▶ [THE INPUT]
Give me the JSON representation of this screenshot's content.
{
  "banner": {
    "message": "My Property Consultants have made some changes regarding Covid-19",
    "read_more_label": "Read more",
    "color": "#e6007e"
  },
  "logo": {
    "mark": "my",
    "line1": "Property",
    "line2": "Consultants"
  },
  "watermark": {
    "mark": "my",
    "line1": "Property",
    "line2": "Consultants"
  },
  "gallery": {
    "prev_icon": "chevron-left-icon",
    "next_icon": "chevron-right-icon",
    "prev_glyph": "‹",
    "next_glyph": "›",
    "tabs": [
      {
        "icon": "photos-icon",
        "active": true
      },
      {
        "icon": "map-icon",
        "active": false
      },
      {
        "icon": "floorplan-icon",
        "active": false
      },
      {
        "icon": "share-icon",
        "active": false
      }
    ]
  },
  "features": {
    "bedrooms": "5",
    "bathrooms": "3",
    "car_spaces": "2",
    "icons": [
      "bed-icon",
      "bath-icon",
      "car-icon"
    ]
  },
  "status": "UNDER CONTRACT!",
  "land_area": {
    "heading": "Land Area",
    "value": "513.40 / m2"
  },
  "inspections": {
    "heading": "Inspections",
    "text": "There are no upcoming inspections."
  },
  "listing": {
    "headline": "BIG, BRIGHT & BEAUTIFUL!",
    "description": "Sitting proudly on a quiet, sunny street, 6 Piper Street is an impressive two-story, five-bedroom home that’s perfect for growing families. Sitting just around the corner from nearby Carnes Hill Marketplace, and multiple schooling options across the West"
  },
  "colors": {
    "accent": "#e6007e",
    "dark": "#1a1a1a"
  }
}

▶ [WHAT THE EXERCISE ASKS]
Retype all the material above precisely, with no line left out.

▶ [SOLUTION FOR THIS EXERCISE]
Give me the JSON representation of this screenshot's content.
{
  "banner": {
    "message": "My Property Consultants have made some changes regarding Covid-19",
    "read_more_label": "Read more",
    "color": "#e6007e"
  },
  "logo": {
    "mark": "my",
    "line1": "Property",
    "line2": "Consultants"
  },
  "watermark": {
    "mark": "my",
    "line1": "Property",
    "line2": "Consultants"
  },
  "gallery": {
    "prev_icon": "chevron-left-icon",
    "next_icon": "chevron-right-icon",
    "prev_glyph": "‹",
    "next_glyph": "›",
    "tabs": [
      {
        "icon": "photos-icon",
        "active": true
      },
      {
        "icon": "map-icon",
        "active": false
      },
      {
        "icon": "floorplan-icon",
        "active": false
      },
      {
        "icon": "share-icon",
        "active": false
      }
    ]
  },
  "features": {
    "bedrooms": "5",
    "bathrooms": "3",
    "car_spaces": "2",
    "icons": [
      "bed-icon",
      "bath-icon",
      "car-icon"
    ]
  },
  "status": "UNDER CONTRACT!",
  "land_area": {
    "heading": "Land Area",
    "value": "513.40 / m2"
  },
  "inspections": {
    "heading": "Inspections",
    "text": "There are no upcoming inspections."
  },
  "listing": {
    "headline": "BIG, BRIGHT & BEAUTIFUL!",
    "description": "Sitting proudly on a quiet, sunny street, 6 Piper Street is an impressive two-story, five-bedroom home that’s perfect for growing families. Sitting just around the corner from nearby Carnes Hill Marketplace, and multiple schooling options across the West"
  },
  "colors": {
    "accent": "#e6007e",
    "dark": "#1a1a1a"
  }
}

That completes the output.